[WHAT THE EXERCISE ASKS]:
Scan the lines and state how many carry "Zhejiang". Leave out everything but the number.

[Collected data]

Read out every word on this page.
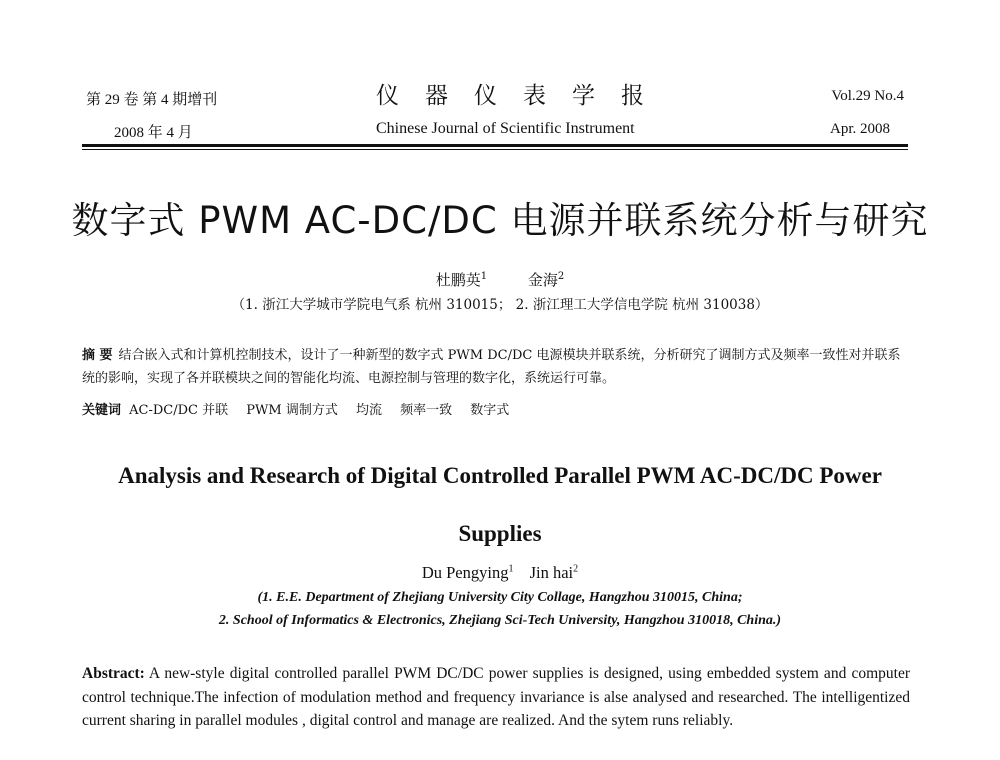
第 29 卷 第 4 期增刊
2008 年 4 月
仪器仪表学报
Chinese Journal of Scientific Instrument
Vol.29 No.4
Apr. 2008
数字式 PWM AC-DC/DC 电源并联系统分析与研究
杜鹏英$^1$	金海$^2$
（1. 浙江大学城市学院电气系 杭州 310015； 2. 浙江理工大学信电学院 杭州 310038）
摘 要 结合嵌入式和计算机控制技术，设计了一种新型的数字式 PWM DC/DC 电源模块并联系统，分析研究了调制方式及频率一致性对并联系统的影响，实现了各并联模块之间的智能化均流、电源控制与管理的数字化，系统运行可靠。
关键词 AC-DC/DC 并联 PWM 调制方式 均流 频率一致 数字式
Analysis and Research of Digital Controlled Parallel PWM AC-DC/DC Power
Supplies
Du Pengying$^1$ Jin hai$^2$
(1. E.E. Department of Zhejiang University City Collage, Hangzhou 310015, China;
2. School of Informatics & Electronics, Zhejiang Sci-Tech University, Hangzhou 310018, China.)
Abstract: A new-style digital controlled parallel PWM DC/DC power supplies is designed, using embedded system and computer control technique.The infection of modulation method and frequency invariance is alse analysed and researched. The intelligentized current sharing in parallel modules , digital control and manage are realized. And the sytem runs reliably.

[WRITTEN RESPONSE]:
2